> OBJECTIVE
Repeat every record below exactly as it appears.

> RECORDS SUPPLIED

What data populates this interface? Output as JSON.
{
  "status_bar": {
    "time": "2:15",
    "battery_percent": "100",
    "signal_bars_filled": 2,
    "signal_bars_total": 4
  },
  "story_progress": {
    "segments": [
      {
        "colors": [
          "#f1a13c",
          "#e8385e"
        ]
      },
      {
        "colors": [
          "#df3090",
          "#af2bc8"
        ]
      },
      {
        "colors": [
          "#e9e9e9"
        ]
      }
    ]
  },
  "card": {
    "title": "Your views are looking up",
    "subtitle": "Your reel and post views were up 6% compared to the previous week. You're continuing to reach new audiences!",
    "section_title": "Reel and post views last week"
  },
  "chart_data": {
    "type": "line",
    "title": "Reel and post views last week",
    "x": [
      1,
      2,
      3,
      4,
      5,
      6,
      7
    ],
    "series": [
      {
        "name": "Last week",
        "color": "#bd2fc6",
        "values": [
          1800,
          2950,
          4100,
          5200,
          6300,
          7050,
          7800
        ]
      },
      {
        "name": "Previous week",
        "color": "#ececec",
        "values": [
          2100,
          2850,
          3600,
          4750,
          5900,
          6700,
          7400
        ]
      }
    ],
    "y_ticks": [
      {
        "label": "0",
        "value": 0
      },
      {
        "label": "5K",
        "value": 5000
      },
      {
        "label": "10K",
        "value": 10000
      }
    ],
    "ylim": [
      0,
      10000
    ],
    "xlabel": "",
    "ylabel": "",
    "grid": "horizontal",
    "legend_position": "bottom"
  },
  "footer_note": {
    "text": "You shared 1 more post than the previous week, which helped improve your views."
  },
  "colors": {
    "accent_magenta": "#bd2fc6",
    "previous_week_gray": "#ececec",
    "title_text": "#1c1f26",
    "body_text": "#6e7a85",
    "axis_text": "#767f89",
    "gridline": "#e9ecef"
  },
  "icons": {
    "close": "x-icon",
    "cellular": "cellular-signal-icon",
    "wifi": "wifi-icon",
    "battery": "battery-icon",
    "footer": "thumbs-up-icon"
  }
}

> RESPONSE BELOW
What data populates this interface? Output as JSON.
{
  "status_bar": {
    "time": "2:15",
    "battery_percent": "100",
    "signal_bars_filled": 2,
    "signal_bars_total": 4
  },
  "story_progress": {
    "segments": [
      {
        "colors": [
          "#f1a13c",
          "#e8385e"
        ]
      },
      {
        "colors": [
          "#df3090",
          "#af2bc8"
        ]
      },
      {
        "colors": [
          "#e9e9e9"
        ]
      }
    ]
  },
  "card": {
    "title": "Your views are looking up",
    "subtitle": "Your reel and post views were up 6% compared to the previous week. You're continuing to reach new audiences!",
    "section_title": "Reel and post views last week"
  },
  "chart_data": {
    "type": "line",
    "title": "Reel and post views last week",
    "x": [
      1,
      2,
      3,
      4,
      5,
      6,
      7
    ],
    "series": [
      {
        "name": "Last week",
        "color": "#bd2fc6",
        "values": [
          1800,
          2950,
          4100,
          5200,
          6300,
          7050,
          7800
        ]
      },
      {
        "name": "Previous week",
        "color": "#ececec",
        "values": [
          2100,
          2850,
          3600,
          4750,
          5900,
          6700,
          7400
        ]
      }
    ],
    "y_ticks": [
      {
        "label": "0",
        "value": 0
      },
      {
        "label": "5K",
        "value": 5000
      },
      {
        "label": "10K",
        "value": 10000
      }
    ],
    "ylim": [
      0,
      10000
    ],
    "xlabel": "",
    "ylabel": "",
    "grid": "horizontal",
    "legend_position": "bottom"
  },
  "footer_note": {
    "text": "You shared 1 more post than the previous week, which helped improve your views."
  },
  "colors": {
    "accent_magenta": "#bd2fc6",
    "previous_week_gray": "#ececec",
    "title_text": "#1c1f26",
    "body_text": "#6e7a85",
    "axis_text": "#767f89",
    "gridline": "#e9ecef"
  },
  "icons": {
    "close": "x-icon",
    "cellular": "cellular-signal-icon",
    "wifi": "wifi-icon",
    "battery": "battery-icon",
    "footer": "thumbs-up-icon"
  }
}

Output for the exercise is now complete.